[Written exercise]: For this exercise, repeat all of the material verbatim apart from its images.

--- BEGIN ---

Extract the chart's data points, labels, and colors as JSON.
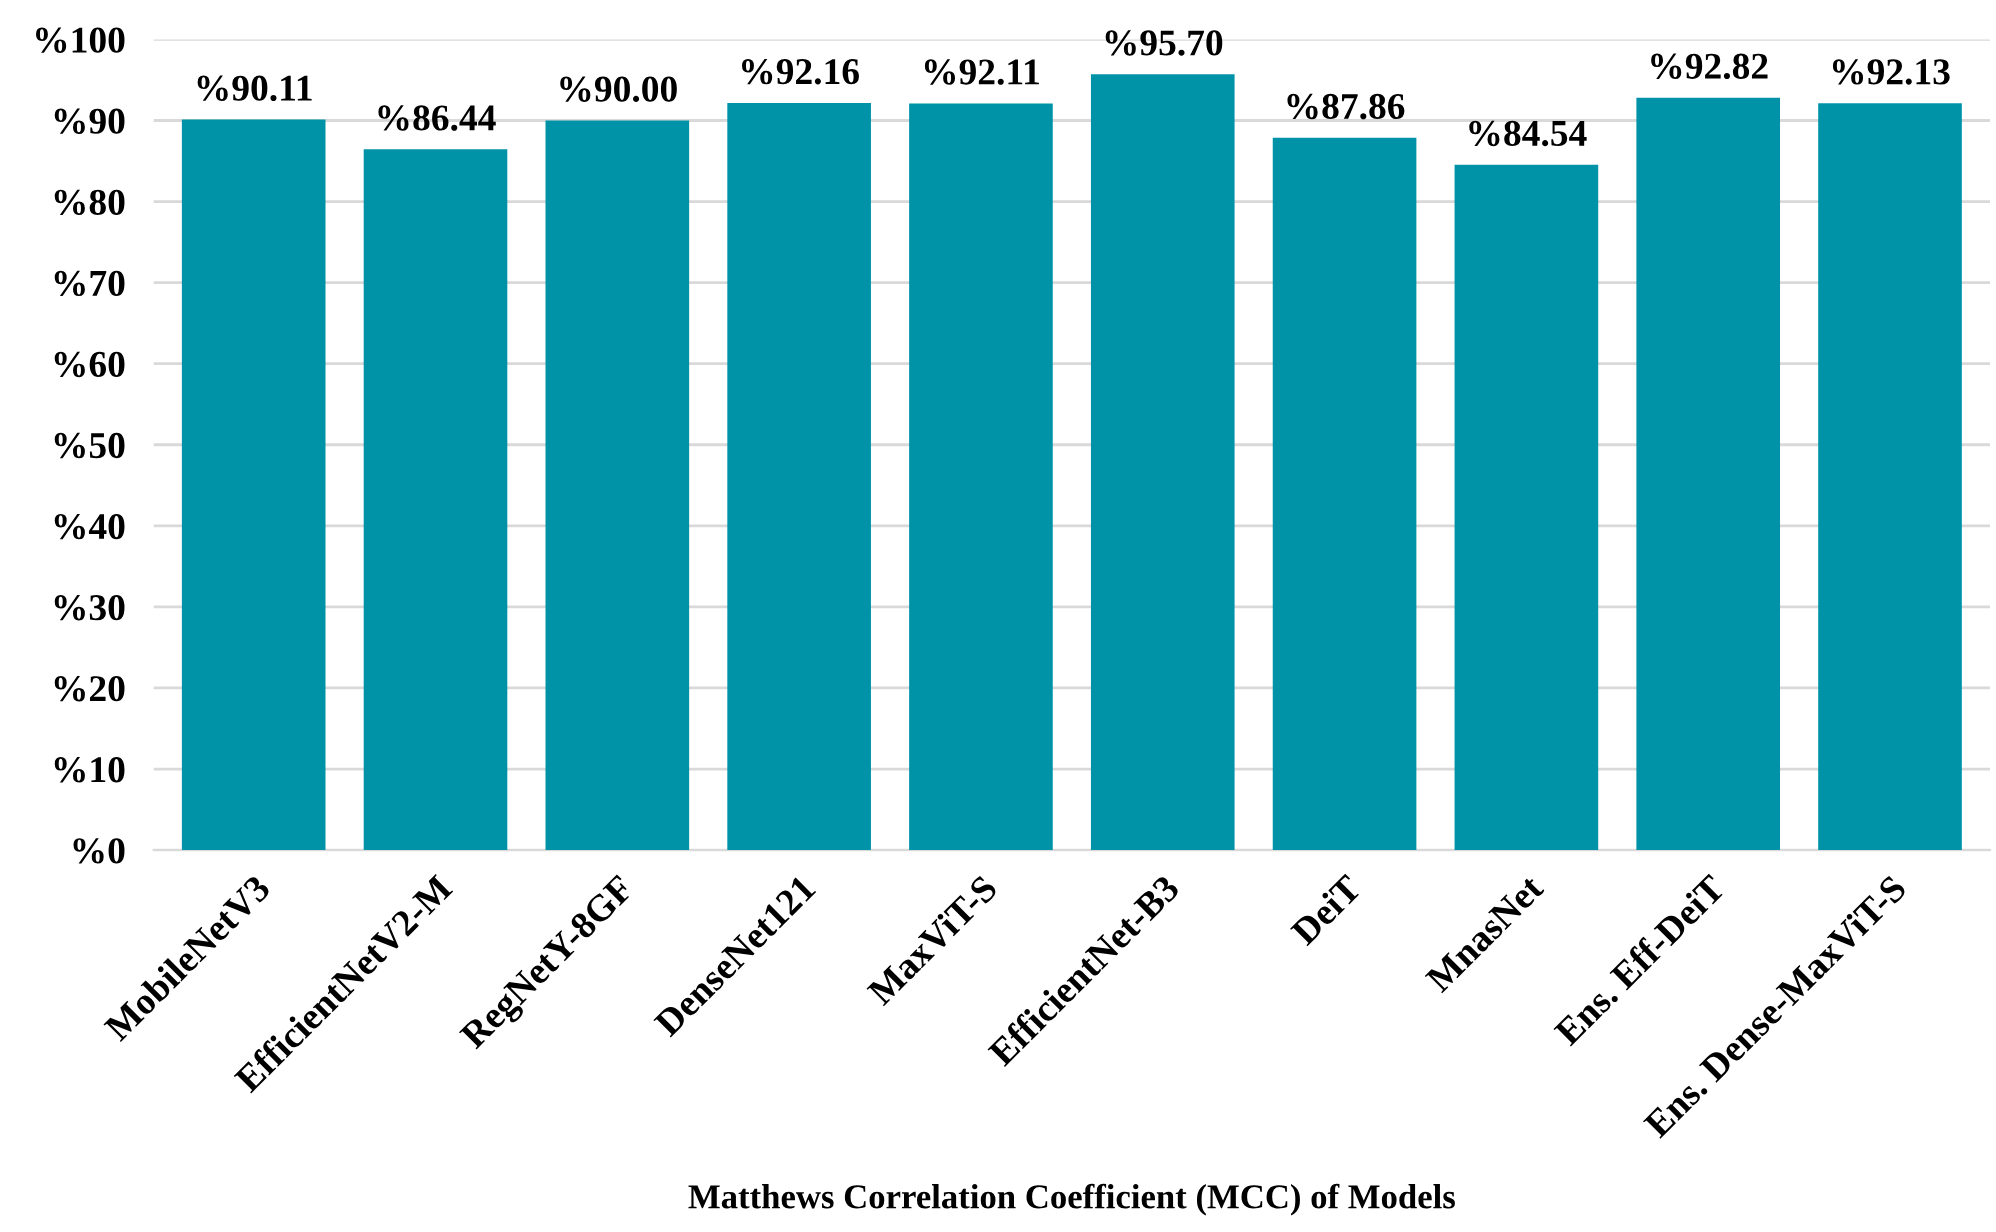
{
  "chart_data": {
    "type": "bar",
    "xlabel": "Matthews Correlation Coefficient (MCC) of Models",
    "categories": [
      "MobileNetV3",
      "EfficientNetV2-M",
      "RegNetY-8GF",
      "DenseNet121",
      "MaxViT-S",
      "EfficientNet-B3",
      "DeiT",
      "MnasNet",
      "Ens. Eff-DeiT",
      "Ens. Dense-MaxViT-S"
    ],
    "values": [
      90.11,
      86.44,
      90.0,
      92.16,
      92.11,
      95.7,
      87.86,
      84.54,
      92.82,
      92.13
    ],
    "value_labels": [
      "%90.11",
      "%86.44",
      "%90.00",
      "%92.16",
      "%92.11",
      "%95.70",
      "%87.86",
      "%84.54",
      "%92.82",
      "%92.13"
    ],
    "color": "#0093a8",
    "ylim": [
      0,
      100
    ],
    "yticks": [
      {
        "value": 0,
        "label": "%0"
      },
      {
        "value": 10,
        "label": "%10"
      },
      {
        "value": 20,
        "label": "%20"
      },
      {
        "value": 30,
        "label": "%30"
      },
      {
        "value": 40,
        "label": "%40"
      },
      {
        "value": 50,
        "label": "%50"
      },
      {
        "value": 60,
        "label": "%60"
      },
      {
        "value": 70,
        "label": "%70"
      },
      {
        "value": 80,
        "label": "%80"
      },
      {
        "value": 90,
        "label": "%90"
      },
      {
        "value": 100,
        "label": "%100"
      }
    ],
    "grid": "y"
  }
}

--- END ---

[Exercise answer]:
Extract the chart's data points, labels, and colors as JSON.
{
  "chart_data": {
    "type": "bar",
    "xlabel": "Matthews Correlation Coefficient (MCC) of Models",
    "categories": [
      "MobileNetV3",
      "EfficientNetV2-M",
      "RegNetY-8GF",
      "DenseNet121",
      "MaxViT-S",
      "EfficientNet-B3",
      "DeiT",
      "MnasNet",
      "Ens. Eff-DeiT",
      "Ens. Dense-MaxViT-S"
    ],
    "values": [
      90.11,
      86.44,
      90.0,
      92.16,
      92.11,
      95.7,
      87.86,
      84.54,
      92.82,
      92.13
    ],
    "value_labels": [
      "%90.11",
      "%86.44",
      "%90.00",
      "%92.16",
      "%92.11",
      "%95.70",
      "%87.86",
      "%84.54",
      "%92.82",
      "%92.13"
    ],
    "color": "#0093a8",
    "ylim": [
      0,
      100
    ],
    "yticks": [
      {
        "value": 0,
        "label": "%0"
      },
      {
        "value": 10,
        "label": "%10"
      },
      {
        "value": 20,
        "label": "%20"
      },
      {
        "value": 30,
        "label": "%30"
      },
      {
        "value": 40,
        "label": "%40"
      },
      {
        "value": 50,
        "label": "%50"
      },
      {
        "value": 60,
        "label": "%60"
      },
      {
        "value": 70,
        "label": "%70"
      },
      {
        "value": 80,
        "label": "%80"
      },
      {
        "value": 90,
        "label": "%90"
      },
      {
        "value": 100,
        "label": "%100"
      }
    ],
    "grid": "y"
  }
}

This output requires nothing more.